● **Records for processing**:
* START *

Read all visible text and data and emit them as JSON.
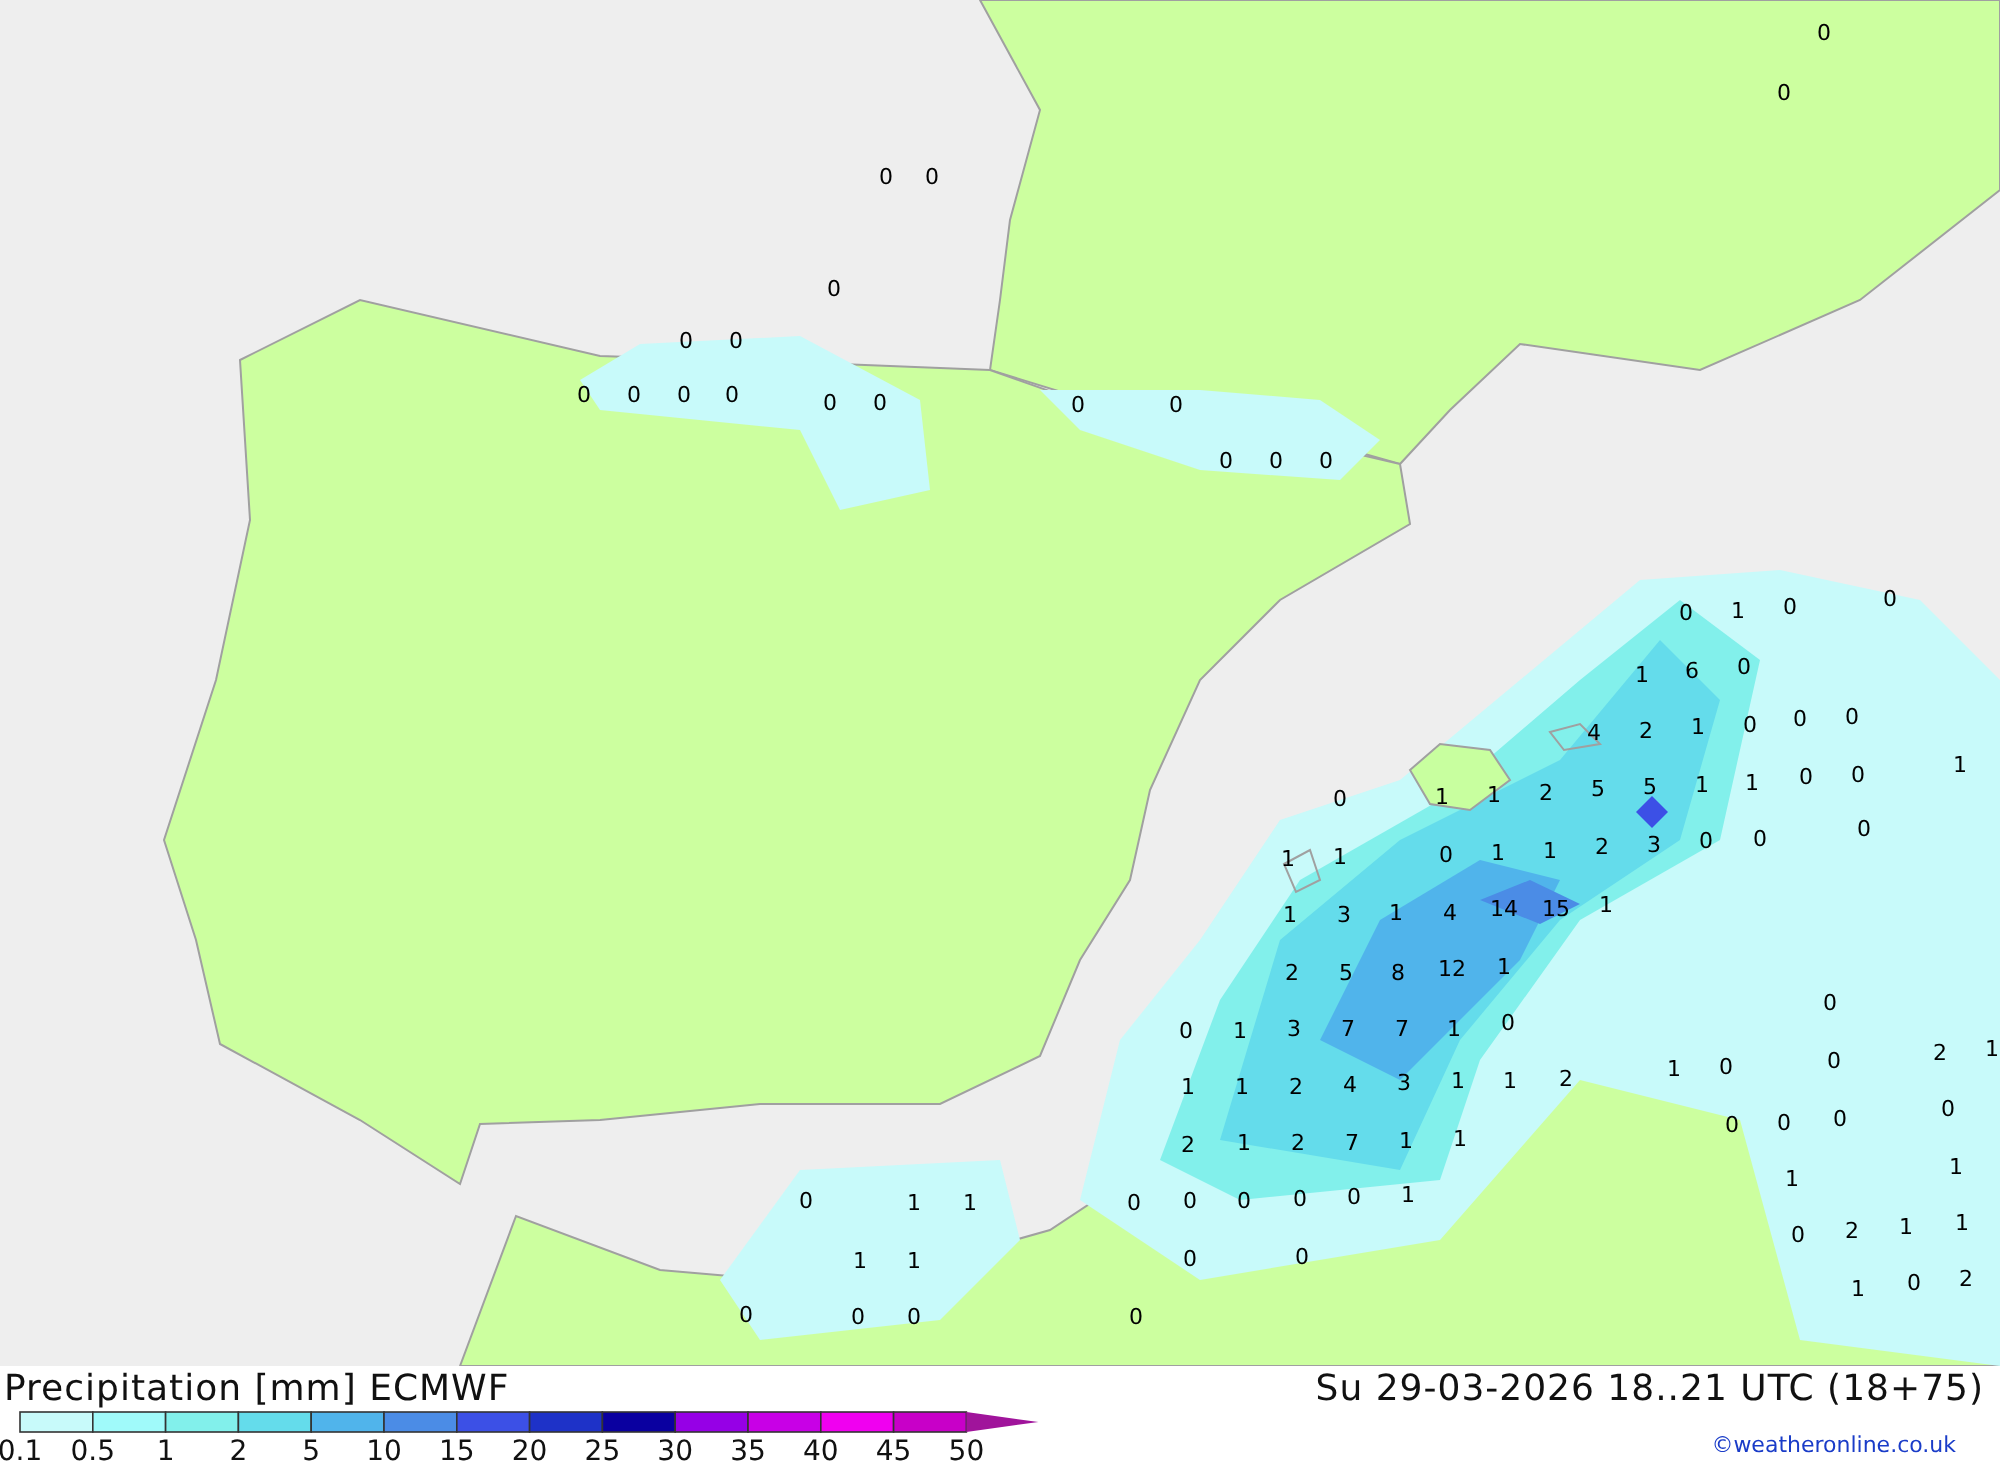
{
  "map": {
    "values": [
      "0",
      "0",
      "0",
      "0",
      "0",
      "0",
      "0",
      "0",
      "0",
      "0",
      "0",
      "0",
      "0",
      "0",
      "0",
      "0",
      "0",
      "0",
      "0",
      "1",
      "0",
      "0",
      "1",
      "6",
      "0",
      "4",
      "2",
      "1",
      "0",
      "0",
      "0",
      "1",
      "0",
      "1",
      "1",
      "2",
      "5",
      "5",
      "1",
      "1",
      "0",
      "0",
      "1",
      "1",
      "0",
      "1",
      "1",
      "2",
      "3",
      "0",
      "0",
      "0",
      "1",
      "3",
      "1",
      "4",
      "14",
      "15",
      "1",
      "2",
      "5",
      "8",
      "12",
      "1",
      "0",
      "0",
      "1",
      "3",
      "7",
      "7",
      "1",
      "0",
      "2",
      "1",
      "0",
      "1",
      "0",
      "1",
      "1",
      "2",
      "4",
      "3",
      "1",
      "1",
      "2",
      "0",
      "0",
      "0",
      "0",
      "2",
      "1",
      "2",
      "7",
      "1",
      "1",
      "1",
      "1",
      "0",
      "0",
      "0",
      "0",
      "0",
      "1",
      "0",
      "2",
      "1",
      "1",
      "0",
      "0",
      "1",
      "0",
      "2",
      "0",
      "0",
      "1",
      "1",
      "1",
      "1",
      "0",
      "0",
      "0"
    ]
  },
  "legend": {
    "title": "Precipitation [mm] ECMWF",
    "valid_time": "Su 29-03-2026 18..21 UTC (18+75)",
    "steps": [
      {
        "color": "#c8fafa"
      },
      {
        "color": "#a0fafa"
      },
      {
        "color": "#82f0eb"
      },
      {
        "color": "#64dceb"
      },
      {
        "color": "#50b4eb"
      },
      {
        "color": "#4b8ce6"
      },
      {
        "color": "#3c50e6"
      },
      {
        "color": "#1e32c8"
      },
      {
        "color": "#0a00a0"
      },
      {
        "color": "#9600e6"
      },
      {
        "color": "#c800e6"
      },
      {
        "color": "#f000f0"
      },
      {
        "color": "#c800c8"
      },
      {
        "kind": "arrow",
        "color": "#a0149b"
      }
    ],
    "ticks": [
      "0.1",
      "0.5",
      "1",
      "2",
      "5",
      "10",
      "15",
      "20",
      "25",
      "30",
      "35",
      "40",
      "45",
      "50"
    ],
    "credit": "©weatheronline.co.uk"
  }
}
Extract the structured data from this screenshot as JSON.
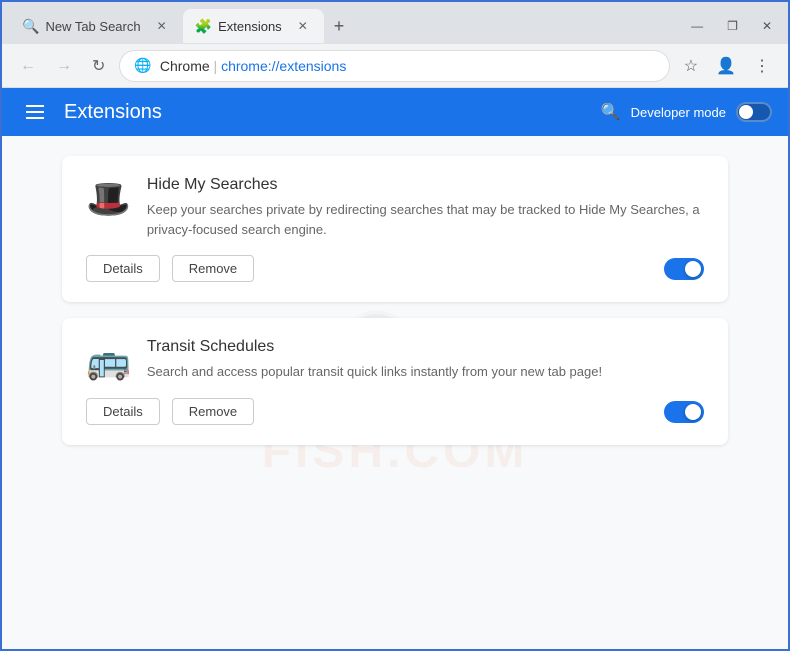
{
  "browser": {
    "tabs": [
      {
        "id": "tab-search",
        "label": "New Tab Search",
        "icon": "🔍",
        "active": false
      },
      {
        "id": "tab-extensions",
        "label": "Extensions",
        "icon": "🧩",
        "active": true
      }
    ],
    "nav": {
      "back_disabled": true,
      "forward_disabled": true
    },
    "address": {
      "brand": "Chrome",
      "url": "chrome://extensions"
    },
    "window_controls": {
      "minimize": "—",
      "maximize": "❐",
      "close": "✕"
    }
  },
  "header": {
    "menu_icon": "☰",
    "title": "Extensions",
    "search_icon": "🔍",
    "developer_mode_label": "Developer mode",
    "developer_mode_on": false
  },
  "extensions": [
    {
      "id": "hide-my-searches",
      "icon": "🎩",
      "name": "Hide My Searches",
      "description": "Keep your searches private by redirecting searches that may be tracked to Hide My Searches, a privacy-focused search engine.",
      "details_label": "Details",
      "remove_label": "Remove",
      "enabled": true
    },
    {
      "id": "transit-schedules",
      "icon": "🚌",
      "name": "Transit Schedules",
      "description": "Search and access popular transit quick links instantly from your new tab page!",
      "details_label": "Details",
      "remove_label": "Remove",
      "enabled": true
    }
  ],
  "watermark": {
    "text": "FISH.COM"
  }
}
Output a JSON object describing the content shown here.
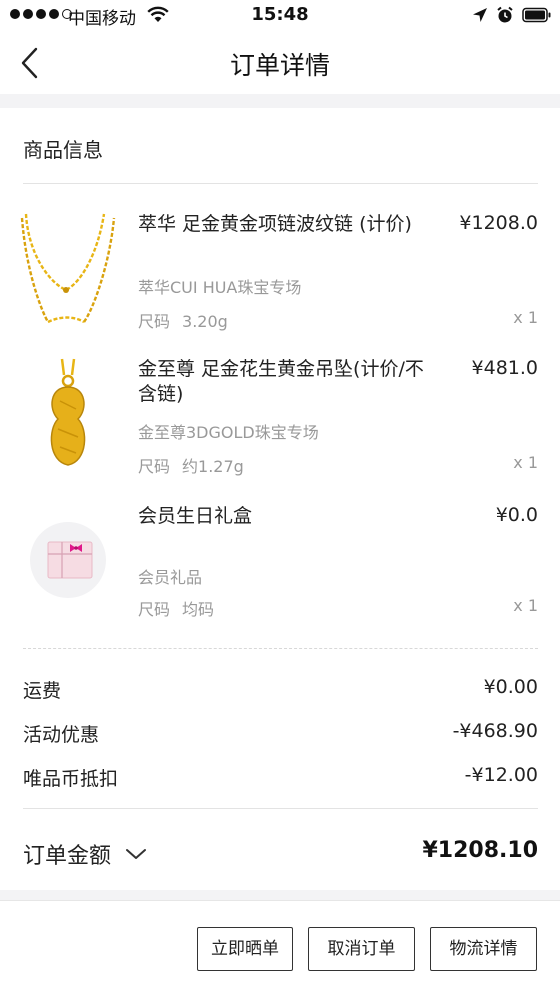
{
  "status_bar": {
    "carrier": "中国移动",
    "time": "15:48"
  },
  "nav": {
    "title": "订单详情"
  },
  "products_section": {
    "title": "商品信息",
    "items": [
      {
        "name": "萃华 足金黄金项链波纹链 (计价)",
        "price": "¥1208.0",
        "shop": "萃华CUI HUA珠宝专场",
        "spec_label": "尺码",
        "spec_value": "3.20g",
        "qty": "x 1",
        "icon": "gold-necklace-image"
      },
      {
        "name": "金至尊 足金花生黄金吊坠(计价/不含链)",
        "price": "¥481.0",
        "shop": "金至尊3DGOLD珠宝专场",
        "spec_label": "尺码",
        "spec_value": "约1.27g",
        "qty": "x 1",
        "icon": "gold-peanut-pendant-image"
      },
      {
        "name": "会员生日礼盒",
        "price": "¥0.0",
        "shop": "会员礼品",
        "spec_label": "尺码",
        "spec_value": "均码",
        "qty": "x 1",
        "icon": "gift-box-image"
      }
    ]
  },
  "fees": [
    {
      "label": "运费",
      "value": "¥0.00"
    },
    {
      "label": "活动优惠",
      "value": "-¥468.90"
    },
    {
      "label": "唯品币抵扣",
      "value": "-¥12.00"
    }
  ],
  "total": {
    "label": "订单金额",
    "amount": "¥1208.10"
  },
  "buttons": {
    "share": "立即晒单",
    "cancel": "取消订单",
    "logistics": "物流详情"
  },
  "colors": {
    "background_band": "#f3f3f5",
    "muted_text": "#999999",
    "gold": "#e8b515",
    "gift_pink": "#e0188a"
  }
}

* END *

● **Instructions to follow**:
Without the pictures, write out all of the material exactly.

● **Final result**:
Read all visible text and data and emit them as JSON.
{
  "map": {
    "values": [
      "0",
      "0",
      "0",
      "0",
      "0",
      "0",
      "0",
      "0",
      "0",
      "0",
      "0",
      "0",
      "0",
      "0",
      "0",
      "0",
      "0",
      "0",
      "0",
      "1",
      "0",
      "0",
      "1",
      "6",
      "0",
      "4",
      "2",
      "1",
      "0",
      "0",
      "0",
      "1",
      "0",
      "1",
      "1",
      "2",
      "5",
      "5",
      "1",
      "1",
      "0",
      "0",
      "1",
      "1",
      "0",
      "1",
      "1",
      "2",
      "3",
      "0",
      "0",
      "0",
      "1",
      "3",
      "1",
      "4",
      "14",
      "15",
      "1",
      "2",
      "5",
      "8",
      "12",
      "1",
      "0",
      "0",
      "1",
      "3",
      "7",
      "7",
      "1",
      "0",
      "2",
      "1",
      "0",
      "1",
      "0",
      "1",
      "1",
      "2",
      "4",
      "3",
      "1",
      "1",
      "2",
      "0",
      "0",
      "0",
      "0",
      "2",
      "1",
      "2",
      "7",
      "1",
      "1",
      "1",
      "1",
      "0",
      "0",
      "0",
      "0",
      "0",
      "1",
      "0",
      "2",
      "1",
      "1",
      "0",
      "0",
      "1",
      "0",
      "2",
      "0",
      "0",
      "1",
      "1",
      "1",
      "1",
      "0",
      "0",
      "0"
    ]
  },
  "legend": {
    "title": "Precipitation [mm] ECMWF",
    "valid_time": "Su 29-03-2026 18..21 UTC (18+75)",
    "steps": [
      {
        "color": "#c8fafa"
      },
      {
        "color": "#a0fafa"
      },
      {
        "color": "#82f0eb"
      },
      {
        "color": "#64dceb"
      },
      {
        "color": "#50b4eb"
      },
      {
        "color": "#4b8ce6"
      },
      {
        "color": "#3c50e6"
      },
      {
        "color": "#1e32c8"
      },
      {
        "color": "#0a00a0"
      },
      {
        "color": "#9600e6"
      },
      {
        "color": "#c800e6"
      },
      {
        "color": "#f000f0"
      },
      {
        "color": "#c800c8"
      },
      {
        "kind": "arrow",
        "color": "#a0149b"
      }
    ],
    "ticks": [
      "0.1",
      "0.5",
      "1",
      "2",
      "5",
      "10",
      "15",
      "20",
      "25",
      "30",
      "35",
      "40",
      "45",
      "50"
    ],
    "credit": "©weatheronline.co.uk"
  }
}
Extract the structured data from this screenshot as JSON.
{
  "browser": {
    "tabs": [
      {
        "id": "tab-search",
        "label": "New Tab Search",
        "icon": "🔍",
        "active": false
      },
      {
        "id": "tab-extensions",
        "label": "Extensions",
        "icon": "🧩",
        "active": true
      }
    ],
    "nav": {
      "back_disabled": true,
      "forward_disabled": true
    },
    "address": {
      "brand": "Chrome",
      "url": "chrome://extensions"
    },
    "window_controls": {
      "minimize": "—",
      "maximize": "❐",
      "close": "✕"
    }
  },
  "header": {
    "menu_icon": "☰",
    "title": "Extensions",
    "search_icon": "🔍",
    "developer_mode_label": "Developer mode",
    "developer_mode_on": false
  },
  "extensions": [
    {
      "id": "hide-my-searches",
      "icon": "🎩",
      "name": "Hide My Searches",
      "description": "Keep your searches private by redirecting searches that may be tracked to Hide My Searches, a privacy-focused search engine.",
      "details_label": "Details",
      "remove_label": "Remove",
      "enabled": true
    },
    {
      "id": "transit-schedules",
      "icon": "🚌",
      "name": "Transit Schedules",
      "description": "Search and access popular transit quick links instantly from your new tab page!",
      "details_label": "Details",
      "remove_label": "Remove",
      "enabled": true
    }
  ],
  "watermark": {
    "text": "FISH.COM"
  }
}
Output a JSON object describing the content shown here.
{
  "status_bar": {
    "carrier": "中国移动",
    "time": "15:48"
  },
  "nav": {
    "title": "订单详情"
  },
  "products_section": {
    "title": "商品信息",
    "items": [
      {
        "name": "萃华 足金黄金项链波纹链 (计价)",
        "price": "¥1208.0",
        "shop": "萃华CUI HUA珠宝专场",
        "spec_label": "尺码",
        "spec_value": "3.20g",
        "qty": "x 1",
        "icon": "gold-necklace-image"
      },
      {
        "name": "金至尊 足金花生黄金吊坠(计价/不含链)",
        "price": "¥481.0",
        "shop": "金至尊3DGOLD珠宝专场",
        "spec_label": "尺码",
        "spec_value": "约1.27g",
        "qty": "x 1",
        "icon": "gold-peanut-pendant-image"
      },
      {
        "name": "会员生日礼盒",
        "price": "¥0.0",
        "shop": "会员礼品",
        "spec_label": "尺码",
        "spec_value": "均码",
        "qty": "x 1",
        "icon": "gift-box-image"
      }
    ]
  },
  "fees": [
    {
      "label": "运费",
      "value": "¥0.00"
    },
    {
      "label": "活动优惠",
      "value": "-¥468.90"
    },
    {
      "label": "唯品币抵扣",
      "value": "-¥12.00"
    }
  ],
  "total": {
    "label": "订单金额",
    "amount": "¥1208.10"
  },
  "buttons": {
    "share": "立即晒单",
    "cancel": "取消订单",
    "logistics": "物流详情"
  },
  "colors": {
    "background_band": "#f3f3f5",
    "muted_text": "#999999",
    "gold": "#e8b515",
    "gift_pink": "#e0188a"
  }
}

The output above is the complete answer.